Trecho selecionado -
---

30.1.06

O Relógio Familiar

(A Persistência da Memória, Salvador Dali, 1931)

Acho que a culpa é dele por aquele lado da família ser tão rígido quando se trata de horários e compromissos. Mais que pela pontualidade, seus membros sempre foram marcados pela antecipação, acusados e apelidados de apressadinhos.

Quando ele ainda morava em sua casa original (a casa do meu avô) seu posto era o meio da habitação, no alto de uma estante, de onde ele reinava onipresente. Ele ressoa a cada quinze minutos, nos lembrando a toda hora que o tempo passa, que estamos sempre atrasados, que precisamos de vigilância. Ele não tiquetaqueia como um relógio de cabeceira, mas tem uma capacidade sobrenatural de entrar em ressonância com as batidas do meu coração, principalmente quando eu era criança e tentava dormir no quarto ao lado da sala onde ele ficava.

Aliás, ele era muito eficaz em nos avisar que era hora de acordar (isso pra quem conseguia se acostumar às suas badaladas e dormir com os toques regulares), que era hora de almoçar e jantar, e sabia mais que nossos próprios estômagos que estava na hora de enchê-los.

---

Exercício escrito 1 -
Segundo o trecho selecionado, de quanto em quanto tempo o relógio ressoa?
Exercício escrito 2 -
Copie do trecho selecionado, sem alterar nada, a parte que começa em "Acho que a culpa" e termina em "onde ele ficava.".

Registros das regiões de layout
---

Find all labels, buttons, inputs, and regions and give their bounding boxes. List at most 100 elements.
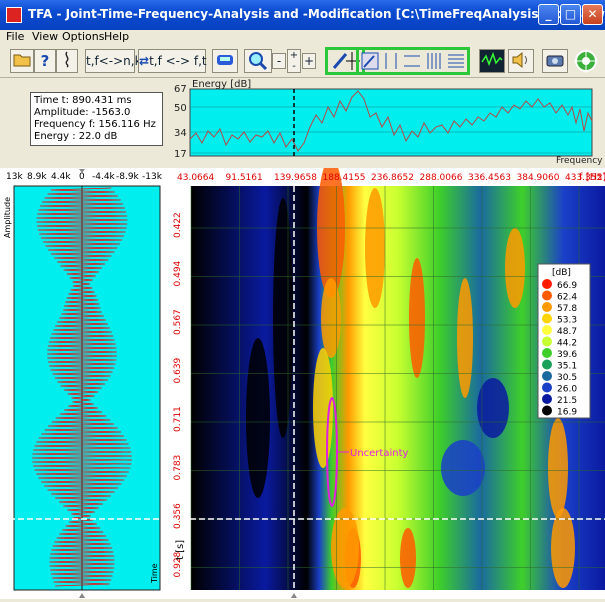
menu-options[interactable]: Options — [62, 30, 104, 43]
legend-level-label: 53.3 — [557, 316, 577, 326]
legend-swatch — [542, 302, 552, 312]
tf-ft-button[interactable]: ⇄t,f <-> f,t — [138, 49, 207, 73]
time-axis: 0.4220.4940.5670.6390.7110.7830.8560.928 — [173, 212, 183, 577]
freq-tick-label: 43.0664 — [177, 173, 214, 183]
legend-swatch — [542, 290, 552, 301]
legend-swatch — [542, 382, 552, 393]
info-energy: Energy : 22.0 dB — [34, 131, 118, 142]
camera-icon — [546, 55, 564, 67]
legend-swatch — [542, 313, 552, 324]
freq-tick-label: 139.9658 — [274, 173, 317, 183]
energy-region — [331, 508, 359, 588]
energy-region — [505, 228, 525, 308]
minimize-button[interactable]: _ — [538, 4, 559, 25]
energy-region — [321, 278, 341, 358]
energy-region — [246, 338, 270, 498]
cursor-bottom-marker-icon — [291, 593, 297, 598]
waveform-view-button[interactable] — [479, 49, 505, 73]
time-tick-label: 0.783 — [173, 455, 183, 481]
play-sound-button[interactable] — [508, 49, 534, 73]
energy-ytick-17: 17 — [174, 149, 187, 160]
exit-button[interactable] — [571, 49, 601, 73]
energy-title: Energy [dB] — [192, 79, 251, 90]
uncertainty-label: Uncertainty — [350, 448, 409, 459]
legend-level-label: 48.7 — [557, 327, 577, 337]
freq-tick-label: 288.0066 — [420, 173, 463, 183]
cursor-info-panel: Time t: 890.431 ms Amplitude: -1563.0 Fr… — [30, 92, 163, 146]
freq-tick-label: 336.4563 — [468, 173, 511, 183]
speaker-icon — [512, 51, 527, 69]
waveform-time-label: Time — [150, 563, 159, 584]
tf-ft-label: t,f <-> f,t — [149, 54, 207, 68]
energy-ytick-50: 50 — [174, 103, 187, 114]
energy-region — [441, 440, 485, 496]
legend-unit: [dB] — [552, 268, 571, 278]
bottom-marker-icon — [79, 593, 85, 598]
legend-swatch — [542, 359, 552, 370]
wave-xtick-neg8.9k: -8.9k — [116, 172, 140, 182]
energy-region — [365, 188, 385, 308]
help-icon: ? — [40, 52, 50, 70]
time-tick-label: 0.856 — [173, 503, 183, 529]
wave-xtick-4.4k: 4.4k — [51, 172, 71, 182]
zoom-icon — [249, 52, 268, 71]
energy-plot[interactable]: Energy [dB] 67 50 34 17 Frequency — [160, 77, 603, 165]
selection-tools-icon[interactable] — [359, 50, 467, 72]
spectrogram-panel[interactable]: 43.0664 91.5161 139.9658 188.4155 236.8652 28… — [163, 158, 605, 599]
help-button[interactable]: ? — [34, 49, 56, 73]
legend-swatch — [542, 325, 552, 335]
energy-ytick-67: 67 — [174, 84, 187, 95]
target-icon — [574, 49, 598, 73]
car-icon — [217, 55, 233, 65]
freq-tick-label: 188.4155 — [323, 173, 366, 183]
energy-ytick-34: 34 — [174, 128, 187, 139]
zoom-out-button[interactable]: - — [272, 53, 286, 69]
zoom-reset-button[interactable]: + - — [287, 49, 301, 73]
maximize-button[interactable]: □ — [560, 4, 581, 25]
info-icon — [65, 51, 69, 68]
color-map-button[interactable] — [212, 49, 238, 73]
spectrogram-plot: 43.0664 91.5161 139.9658 188.4155 236.8652 28… — [163, 158, 605, 599]
legend-level-label: 26.0 — [557, 385, 577, 395]
legend-swatch — [542, 405, 552, 416]
folder-open-icon — [13, 54, 31, 67]
energy-region — [548, 418, 568, 518]
zoom-button[interactable] — [244, 49, 272, 73]
info-button[interactable] — [56, 49, 78, 73]
legend-level-label: 44.2 — [557, 339, 577, 349]
energy-region — [273, 198, 293, 438]
menu-view[interactable]: View — [32, 30, 58, 43]
menu-file[interactable]: File — [6, 30, 24, 43]
title-bar[interactable]: TFA - Joint-Time-Frequency-Analysis and … — [0, 0, 605, 30]
legend-level-label: 66.9 — [557, 281, 577, 291]
info-time: Time t: 890.431 ms — [34, 95, 132, 106]
wave-xtick-neg4.4k: -4.4k — [92, 172, 116, 182]
info-frequency: Frequency f: 156.116 Hz — [34, 119, 156, 130]
waveform-ylabel: Amplitude — [3, 197, 12, 238]
tf-nk-button[interactable]: t,f<->n,k — [85, 49, 142, 73]
waveform-plot: 13k 8.9k 4.4k 0 -4.4k -8.9k -13k Amplitu… — [0, 169, 163, 598]
time-tick-label: 0.711 — [173, 406, 183, 432]
legend-swatch — [542, 371, 552, 381]
close-button[interactable]: ✕ — [582, 4, 603, 25]
zoom-in-button[interactable]: + — [302, 53, 316, 69]
record-button[interactable] — [542, 49, 568, 73]
legend-level-label: 16.9 — [557, 408, 577, 418]
toolbar: ? t,f<->n,k ⇄t,f <-> f,t - + - + — [0, 44, 605, 78]
energy-plot-area — [189, 88, 593, 157]
open-button[interactable] — [10, 49, 34, 73]
swap-arrow-icon: ⇄ — [139, 54, 150, 68]
freq-unit-label: f [Hz] — [579, 172, 605, 183]
energy-region — [409, 258, 425, 378]
legend-level-label: 30.5 — [557, 373, 577, 383]
legend-level-label: 35.1 — [557, 362, 577, 372]
legend-swatch — [542, 336, 552, 347]
wave-xtick-0: 0 — [79, 172, 85, 182]
time-tick-label: 0.422 — [173, 212, 183, 238]
time-tick-label: 0.639 — [173, 357, 183, 383]
color-legend: [dB] 66.9 62.457.8 53.348.7 44.239.6 35.130.… — [537, 263, 591, 419]
menu-help[interactable]: Help — [104, 30, 129, 43]
waveform-panel[interactable]: 13k 8.9k 4.4k 0 -4.4k -8.9k -13k Amplitu… — [0, 168, 163, 599]
legend-level-label: 62.4 — [557, 293, 577, 303]
wave-xtick-neg13k: -13k — [142, 172, 163, 182]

---

Solução 1 -
A cada quinze minutos.

Solução 2 -
Acho que a culpa é dele por aquele lado da família ser tão rígido quando se trata de horários e compromissos. Mais que pela pontualidade, seus membros sempre foram marcados pela antecipação, acusados e apelidados de apressadinhos.

Quando ele ainda morava em sua casa original (a casa do meu avô) seu posto era o meio da habitação, no alto de uma estante, de onde ele reinava onipresente. Ele ressoa a cada quinze minutos, nos lembrando a toda hora que o tempo passa, que estamos sempre atrasados, que precisamos de vigilância. Ele não tiquetaqueia como um relógio de cabeceira, mas tem uma capacidade sobrenatural de entrar em ressonância com as batidas do meu coração, principalmente quando eu era criança e tentava dormir no quarto ao lado da sala onde ele ficava.